# Brief
Return each line containing "Time".

# Records for this task
+++

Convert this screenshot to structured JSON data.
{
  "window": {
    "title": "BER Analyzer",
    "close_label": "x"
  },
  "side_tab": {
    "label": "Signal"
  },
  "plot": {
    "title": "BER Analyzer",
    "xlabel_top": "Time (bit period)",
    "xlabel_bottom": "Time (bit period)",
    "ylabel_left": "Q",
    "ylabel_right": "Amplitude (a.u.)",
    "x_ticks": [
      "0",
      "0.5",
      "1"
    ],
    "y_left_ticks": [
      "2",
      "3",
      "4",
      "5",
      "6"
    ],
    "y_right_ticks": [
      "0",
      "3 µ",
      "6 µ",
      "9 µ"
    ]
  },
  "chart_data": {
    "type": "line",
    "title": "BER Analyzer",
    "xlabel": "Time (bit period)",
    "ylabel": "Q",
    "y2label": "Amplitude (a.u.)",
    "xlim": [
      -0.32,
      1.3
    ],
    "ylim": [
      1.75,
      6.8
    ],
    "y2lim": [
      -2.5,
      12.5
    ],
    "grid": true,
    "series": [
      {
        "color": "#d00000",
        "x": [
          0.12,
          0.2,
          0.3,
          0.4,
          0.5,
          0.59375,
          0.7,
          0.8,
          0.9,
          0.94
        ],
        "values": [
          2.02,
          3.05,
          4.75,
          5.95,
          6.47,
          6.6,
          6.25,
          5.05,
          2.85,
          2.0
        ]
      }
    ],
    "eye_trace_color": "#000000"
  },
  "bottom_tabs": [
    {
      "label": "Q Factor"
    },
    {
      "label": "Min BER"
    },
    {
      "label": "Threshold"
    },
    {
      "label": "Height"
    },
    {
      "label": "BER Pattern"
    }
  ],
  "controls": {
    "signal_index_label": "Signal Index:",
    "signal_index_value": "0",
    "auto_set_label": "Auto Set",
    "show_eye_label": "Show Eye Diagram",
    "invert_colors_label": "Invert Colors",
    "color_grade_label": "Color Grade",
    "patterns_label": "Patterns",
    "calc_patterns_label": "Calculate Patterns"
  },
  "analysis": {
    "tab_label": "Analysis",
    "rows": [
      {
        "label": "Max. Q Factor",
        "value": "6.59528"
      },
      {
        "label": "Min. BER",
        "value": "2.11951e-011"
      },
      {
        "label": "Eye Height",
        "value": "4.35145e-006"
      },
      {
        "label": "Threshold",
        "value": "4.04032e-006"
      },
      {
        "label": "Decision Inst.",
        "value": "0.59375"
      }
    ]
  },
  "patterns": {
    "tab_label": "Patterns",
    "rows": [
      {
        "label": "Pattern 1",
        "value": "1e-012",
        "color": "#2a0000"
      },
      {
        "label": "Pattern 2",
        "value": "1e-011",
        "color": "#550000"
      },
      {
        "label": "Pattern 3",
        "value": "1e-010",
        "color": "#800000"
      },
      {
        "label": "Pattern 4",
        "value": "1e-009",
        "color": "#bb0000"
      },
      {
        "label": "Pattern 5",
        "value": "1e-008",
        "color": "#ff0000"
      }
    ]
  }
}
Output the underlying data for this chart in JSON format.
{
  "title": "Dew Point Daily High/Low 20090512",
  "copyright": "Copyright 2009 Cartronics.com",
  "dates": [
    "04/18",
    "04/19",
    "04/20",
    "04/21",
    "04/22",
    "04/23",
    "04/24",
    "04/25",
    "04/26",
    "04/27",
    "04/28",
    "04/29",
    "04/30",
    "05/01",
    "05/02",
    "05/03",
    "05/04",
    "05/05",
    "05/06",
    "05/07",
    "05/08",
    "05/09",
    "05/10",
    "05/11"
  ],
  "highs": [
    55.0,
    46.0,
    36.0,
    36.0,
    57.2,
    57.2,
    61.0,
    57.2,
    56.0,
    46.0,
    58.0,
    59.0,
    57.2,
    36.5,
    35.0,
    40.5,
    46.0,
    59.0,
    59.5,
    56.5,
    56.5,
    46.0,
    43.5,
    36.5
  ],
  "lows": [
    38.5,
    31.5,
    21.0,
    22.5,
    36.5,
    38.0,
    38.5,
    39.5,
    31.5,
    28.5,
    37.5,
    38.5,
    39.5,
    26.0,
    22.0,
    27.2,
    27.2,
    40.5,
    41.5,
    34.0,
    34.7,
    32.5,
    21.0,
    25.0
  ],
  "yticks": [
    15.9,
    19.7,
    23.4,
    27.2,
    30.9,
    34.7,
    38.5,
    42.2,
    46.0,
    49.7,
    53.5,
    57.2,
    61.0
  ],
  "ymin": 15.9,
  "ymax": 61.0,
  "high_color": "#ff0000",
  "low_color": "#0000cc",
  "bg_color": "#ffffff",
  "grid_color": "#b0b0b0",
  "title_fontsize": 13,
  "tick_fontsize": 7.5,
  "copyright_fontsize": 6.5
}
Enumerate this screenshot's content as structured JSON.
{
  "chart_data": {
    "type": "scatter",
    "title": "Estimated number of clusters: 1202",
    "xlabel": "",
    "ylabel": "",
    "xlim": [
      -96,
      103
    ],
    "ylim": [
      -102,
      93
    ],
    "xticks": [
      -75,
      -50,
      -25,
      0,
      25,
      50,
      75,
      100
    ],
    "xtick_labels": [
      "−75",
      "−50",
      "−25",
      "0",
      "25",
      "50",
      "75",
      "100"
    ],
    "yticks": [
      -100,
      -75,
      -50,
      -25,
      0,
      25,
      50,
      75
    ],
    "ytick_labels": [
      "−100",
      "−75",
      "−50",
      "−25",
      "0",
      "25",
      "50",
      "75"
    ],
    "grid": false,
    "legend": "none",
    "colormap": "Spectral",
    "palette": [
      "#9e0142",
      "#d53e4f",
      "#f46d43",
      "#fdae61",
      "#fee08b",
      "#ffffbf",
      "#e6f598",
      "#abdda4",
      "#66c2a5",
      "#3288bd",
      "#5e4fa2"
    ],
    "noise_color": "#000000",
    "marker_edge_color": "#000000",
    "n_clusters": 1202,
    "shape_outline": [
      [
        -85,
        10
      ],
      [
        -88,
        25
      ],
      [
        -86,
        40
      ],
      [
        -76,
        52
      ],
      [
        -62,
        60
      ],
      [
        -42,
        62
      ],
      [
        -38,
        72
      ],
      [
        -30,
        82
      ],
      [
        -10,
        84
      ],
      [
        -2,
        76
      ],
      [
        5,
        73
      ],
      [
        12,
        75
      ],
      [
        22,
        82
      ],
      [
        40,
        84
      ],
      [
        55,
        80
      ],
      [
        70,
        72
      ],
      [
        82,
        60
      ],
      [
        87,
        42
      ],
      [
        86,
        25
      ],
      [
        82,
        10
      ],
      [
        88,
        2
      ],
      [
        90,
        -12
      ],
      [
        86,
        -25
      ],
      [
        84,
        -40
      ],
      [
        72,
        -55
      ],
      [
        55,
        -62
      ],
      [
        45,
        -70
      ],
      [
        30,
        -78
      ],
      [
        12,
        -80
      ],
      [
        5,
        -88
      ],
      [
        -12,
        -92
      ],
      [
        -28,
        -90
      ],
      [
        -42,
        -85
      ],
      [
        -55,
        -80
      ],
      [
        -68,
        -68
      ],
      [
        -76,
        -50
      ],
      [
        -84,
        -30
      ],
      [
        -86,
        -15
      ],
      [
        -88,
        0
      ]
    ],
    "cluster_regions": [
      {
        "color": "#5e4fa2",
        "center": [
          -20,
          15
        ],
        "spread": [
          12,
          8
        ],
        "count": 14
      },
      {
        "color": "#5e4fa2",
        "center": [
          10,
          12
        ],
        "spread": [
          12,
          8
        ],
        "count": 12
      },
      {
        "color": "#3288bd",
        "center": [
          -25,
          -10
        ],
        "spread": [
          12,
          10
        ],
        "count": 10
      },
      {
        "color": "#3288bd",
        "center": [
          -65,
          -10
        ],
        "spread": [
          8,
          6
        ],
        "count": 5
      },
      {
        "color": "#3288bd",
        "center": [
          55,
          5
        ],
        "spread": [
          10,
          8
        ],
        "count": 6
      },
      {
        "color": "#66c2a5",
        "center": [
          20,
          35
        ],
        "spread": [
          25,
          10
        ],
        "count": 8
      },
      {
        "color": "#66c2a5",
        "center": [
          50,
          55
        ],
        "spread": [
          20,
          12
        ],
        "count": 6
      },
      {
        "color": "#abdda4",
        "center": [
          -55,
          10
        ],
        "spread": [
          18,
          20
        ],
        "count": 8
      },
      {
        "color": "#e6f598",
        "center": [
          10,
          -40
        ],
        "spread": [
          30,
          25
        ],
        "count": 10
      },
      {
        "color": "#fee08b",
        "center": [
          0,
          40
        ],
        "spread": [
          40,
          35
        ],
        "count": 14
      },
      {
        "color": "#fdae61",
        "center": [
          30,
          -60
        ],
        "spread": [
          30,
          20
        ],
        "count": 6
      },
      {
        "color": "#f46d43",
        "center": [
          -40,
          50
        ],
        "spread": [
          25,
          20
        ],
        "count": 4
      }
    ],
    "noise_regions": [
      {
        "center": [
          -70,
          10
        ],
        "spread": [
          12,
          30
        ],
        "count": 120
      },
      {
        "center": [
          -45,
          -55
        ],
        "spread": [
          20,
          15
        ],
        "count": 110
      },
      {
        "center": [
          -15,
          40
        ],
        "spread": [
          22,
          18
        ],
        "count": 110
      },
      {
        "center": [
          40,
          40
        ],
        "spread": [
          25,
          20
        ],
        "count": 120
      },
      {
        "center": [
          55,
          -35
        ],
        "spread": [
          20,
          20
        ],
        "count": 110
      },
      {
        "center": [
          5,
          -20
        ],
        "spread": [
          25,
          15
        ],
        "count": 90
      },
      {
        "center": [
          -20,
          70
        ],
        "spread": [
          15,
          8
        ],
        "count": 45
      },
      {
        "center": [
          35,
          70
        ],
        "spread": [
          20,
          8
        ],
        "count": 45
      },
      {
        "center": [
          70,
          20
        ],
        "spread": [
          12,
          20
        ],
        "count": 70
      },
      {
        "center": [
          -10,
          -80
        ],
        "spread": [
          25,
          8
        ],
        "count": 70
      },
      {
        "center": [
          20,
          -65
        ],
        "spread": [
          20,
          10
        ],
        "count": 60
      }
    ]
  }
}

+++

# Solution to this exercise
    "xlabel_top": "Time (bit period)",
    "xlabel_bottom": "Time (bit period)",
    "xlabel": "Time (bit period)",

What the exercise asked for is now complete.